─── Input for this task ───

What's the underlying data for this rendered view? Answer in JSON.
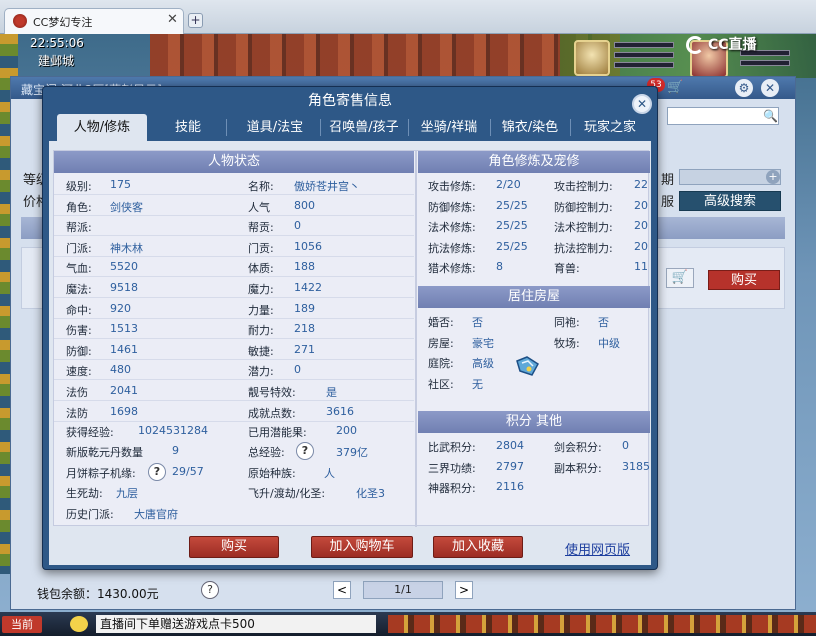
{
  "browser": {
    "tab_title": "CC梦幻专注",
    "tab_close": "✕",
    "new_tab": "+"
  },
  "game": {
    "clock": "22:55:06",
    "location": "建邺城",
    "cc_logo": "CC直播",
    "chat_channel": "当前",
    "chat_text": "直播间下单赠送游戏点卡500"
  },
  "outer": {
    "title": "藏宝阁 河北2区[燕赵风云]",
    "cart_badge": "53",
    "left_label_1": "等级",
    "left_label_2": "价格",
    "right_label_1": "期",
    "right_label_2": "服",
    "advanced_search": "高级搜索",
    "buy": "购买",
    "wallet": "钱包余额：1430.00元",
    "help": "?",
    "page_prev": "<",
    "page_next": ">",
    "page": "1/1"
  },
  "modal": {
    "title": "角色寄售信息",
    "close": "✕",
    "tabs": [
      "人物/修炼",
      "技能",
      "道具/法宝",
      "召唤兽/孩子",
      "坐骑/祥瑞",
      "锦衣/染色",
      "玩家之家"
    ],
    "status_title": "人物状态",
    "cultivation_title": "角色修炼及宠修",
    "house_title": "居住房屋",
    "score_title": "积分 其他",
    "status_left": [
      {
        "label": "级别:",
        "value": "175"
      },
      {
        "label": "角色:",
        "value": "剑侠客"
      },
      {
        "label": "帮派:",
        "value": ""
      },
      {
        "label": "门派:",
        "value": "神木林"
      },
      {
        "label": "气血:",
        "value": "5520"
      },
      {
        "label": "魔法:",
        "value": "9518"
      },
      {
        "label": "命中:",
        "value": "920"
      },
      {
        "label": "伤害:",
        "value": "1513"
      },
      {
        "label": "防御:",
        "value": "1461"
      },
      {
        "label": "速度:",
        "value": "480"
      },
      {
        "label": "法伤",
        "value": "2041"
      },
      {
        "label": "法防",
        "value": "1698"
      }
    ],
    "status_right": [
      {
        "label": "名称:",
        "value": "傲娇苍井宫丶"
      },
      {
        "label": "人气",
        "value": "800"
      },
      {
        "label": "帮贡:",
        "value": "0"
      },
      {
        "label": "门贡:",
        "value": "1056"
      },
      {
        "label": "体质:",
        "value": "188"
      },
      {
        "label": "魔力:",
        "value": "1422"
      },
      {
        "label": "力量:",
        "value": "189"
      },
      {
        "label": "耐力:",
        "value": "218"
      },
      {
        "label": "敏捷:",
        "value": "271"
      },
      {
        "label": "潜力:",
        "value": "0"
      },
      {
        "label": "靓号特效:",
        "value": "是"
      },
      {
        "label": "成就点数:",
        "value": "3616"
      }
    ],
    "extra": {
      "exp_label": "获得经验:",
      "exp_value": "1024531284",
      "pill_label": "新版乾元丹数量",
      "pill_value": "9",
      "moon_label": "月饼粽子机缘:",
      "moon_help": "?",
      "moon_value": "29/57",
      "life_label": "生死劫:",
      "life_value": "九层",
      "hist_label": "历史门派:",
      "hist_value": "大唐官府",
      "used_label": "已用潜能果:",
      "used_value": "200",
      "total_exp_label": "总经验:",
      "total_exp_help": "?",
      "total_exp_value": "379亿",
      "race_label": "原始种族:",
      "race_value": "人",
      "fly_label": "飞升/渡劫/化圣:",
      "fly_value": "化圣3"
    },
    "cultivation": [
      {
        "l1": "攻击修炼:",
        "v1": "2/20",
        "l2": "攻击控制力:",
        "v2": "22"
      },
      {
        "l1": "防御修炼:",
        "v1": "25/25",
        "l2": "防御控制力:",
        "v2": "20"
      },
      {
        "l1": "法术修炼:",
        "v1": "25/25",
        "l2": "法术控制力:",
        "v2": "20"
      },
      {
        "l1": "抗法修炼:",
        "v1": "25/25",
        "l2": "抗法控制力:",
        "v2": "20"
      },
      {
        "l1": "猎术修炼:",
        "v1": "8",
        "l2": "育兽:",
        "v2": "11"
      }
    ],
    "house": [
      {
        "l1": "婚否:",
        "v1": "否",
        "l2": "同袍:",
        "v2": "否"
      },
      {
        "l1": "房屋:",
        "v1": "豪宅",
        "l2": "牧场:",
        "v2": "中级"
      },
      {
        "l1": "庭院:",
        "v1": "高级",
        "l2": "",
        "v2": ""
      },
      {
        "l1": "社区:",
        "v1": "无",
        "l2": "",
        "v2": ""
      }
    ],
    "scores": [
      {
        "l1": "比武积分:",
        "v1": "2804",
        "l2": "剑会积分:",
        "v2": "0"
      },
      {
        "l1": "三界功绩:",
        "v1": "2797",
        "l2": "副本积分:",
        "v2": "3185"
      },
      {
        "l1": "神器积分:",
        "v1": "2116",
        "l2": "",
        "v2": ""
      }
    ],
    "buttons": {
      "buy": "购买",
      "add_cart": "加入购物车",
      "add_fav": "加入收藏",
      "web_version": "使用网页版"
    }
  },
  "colors": {
    "modal_bg": "#2e5887",
    "section_header": "#7d8bbd",
    "value_text": "#2e5f9e",
    "red_button": "#b03a2e"
  }
}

───

**Set exercise**
All of the entries above should be copied exactly, except for the pictures.

**Task solution**
What's the underlying data for this rendered view? Answer in JSON.
{
  "browser": {
    "tab_title": "CC梦幻专注",
    "tab_close": "✕",
    "new_tab": "+"
  },
  "game": {
    "clock": "22:55:06",
    "location": "建邺城",
    "cc_logo": "CC直播",
    "chat_channel": "当前",
    "chat_text": "直播间下单赠送游戏点卡500"
  },
  "outer": {
    "title": "藏宝阁 河北2区[燕赵风云]",
    "cart_badge": "53",
    "left_label_1": "等级",
    "left_label_2": "价格",
    "right_label_1": "期",
    "right_label_2": "服",
    "advanced_search": "高级搜索",
    "buy": "购买",
    "wallet": "钱包余额：1430.00元",
    "help": "?",
    "page_prev": "<",
    "page_next": ">",
    "page": "1/1"
  },
  "modal": {
    "title": "角色寄售信息",
    "close": "✕",
    "tabs": [
      "人物/修炼",
      "技能",
      "道具/法宝",
      "召唤兽/孩子",
      "坐骑/祥瑞",
      "锦衣/染色",
      "玩家之家"
    ],
    "status_title": "人物状态",
    "cultivation_title": "角色修炼及宠修",
    "house_title": "居住房屋",
    "score_title": "积分 其他",
    "status_left": [
      {
        "label": "级别:",
        "value": "175"
      },
      {
        "label": "角色:",
        "value": "剑侠客"
      },
      {
        "label": "帮派:",
        "value": ""
      },
      {
        "label": "门派:",
        "value": "神木林"
      },
      {
        "label": "气血:",
        "value": "5520"
      },
      {
        "label": "魔法:",
        "value": "9518"
      },
      {
        "label": "命中:",
        "value": "920"
      },
      {
        "label": "伤害:",
        "value": "1513"
      },
      {
        "label": "防御:",
        "value": "1461"
      },
      {
        "label": "速度:",
        "value": "480"
      },
      {
        "label": "法伤",
        "value": "2041"
      },
      {
        "label": "法防",
        "value": "1698"
      }
    ],
    "status_right": [
      {
        "label": "名称:",
        "value": "傲娇苍井宫丶"
      },
      {
        "label": "人气",
        "value": "800"
      },
      {
        "label": "帮贡:",
        "value": "0"
      },
      {
        "label": "门贡:",
        "value": "1056"
      },
      {
        "label": "体质:",
        "value": "188"
      },
      {
        "label": "魔力:",
        "value": "1422"
      },
      {
        "label": "力量:",
        "value": "189"
      },
      {
        "label": "耐力:",
        "value": "218"
      },
      {
        "label": "敏捷:",
        "value": "271"
      },
      {
        "label": "潜力:",
        "value": "0"
      },
      {
        "label": "靓号特效:",
        "value": "是"
      },
      {
        "label": "成就点数:",
        "value": "3616"
      }
    ],
    "extra": {
      "exp_label": "获得经验:",
      "exp_value": "1024531284",
      "pill_label": "新版乾元丹数量",
      "pill_value": "9",
      "moon_label": "月饼粽子机缘:",
      "moon_help": "?",
      "moon_value": "29/57",
      "life_label": "生死劫:",
      "life_value": "九层",
      "hist_label": "历史门派:",
      "hist_value": "大唐官府",
      "used_label": "已用潜能果:",
      "used_value": "200",
      "total_exp_label": "总经验:",
      "total_exp_help": "?",
      "total_exp_value": "379亿",
      "race_label": "原始种族:",
      "race_value": "人",
      "fly_label": "飞升/渡劫/化圣:",
      "fly_value": "化圣3"
    },
    "cultivation": [
      {
        "l1": "攻击修炼:",
        "v1": "2/20",
        "l2": "攻击控制力:",
        "v2": "22"
      },
      {
        "l1": "防御修炼:",
        "v1": "25/25",
        "l2": "防御控制力:",
        "v2": "20"
      },
      {
        "l1": "法术修炼:",
        "v1": "25/25",
        "l2": "法术控制力:",
        "v2": "20"
      },
      {
        "l1": "抗法修炼:",
        "v1": "25/25",
        "l2": "抗法控制力:",
        "v2": "20"
      },
      {
        "l1": "猎术修炼:",
        "v1": "8",
        "l2": "育兽:",
        "v2": "11"
      }
    ],
    "house": [
      {
        "l1": "婚否:",
        "v1": "否",
        "l2": "同袍:",
        "v2": "否"
      },
      {
        "l1": "房屋:",
        "v1": "豪宅",
        "l2": "牧场:",
        "v2": "中级"
      },
      {
        "l1": "庭院:",
        "v1": "高级",
        "l2": "",
        "v2": ""
      },
      {
        "l1": "社区:",
        "v1": "无",
        "l2": "",
        "v2": ""
      }
    ],
    "scores": [
      {
        "l1": "比武积分:",
        "v1": "2804",
        "l2": "剑会积分:",
        "v2": "0"
      },
      {
        "l1": "三界功绩:",
        "v1": "2797",
        "l2": "副本积分:",
        "v2": "3185"
      },
      {
        "l1": "神器积分:",
        "v1": "2116",
        "l2": "",
        "v2": ""
      }
    ],
    "buttons": {
      "buy": "购买",
      "add_cart": "加入购物车",
      "add_fav": "加入收藏",
      "web_version": "使用网页版"
    }
  },
  "colors": {
    "modal_bg": "#2e5887",
    "section_header": "#7d8bbd",
    "value_text": "#2e5f9e",
    "red_button": "#b03a2e"
  }
}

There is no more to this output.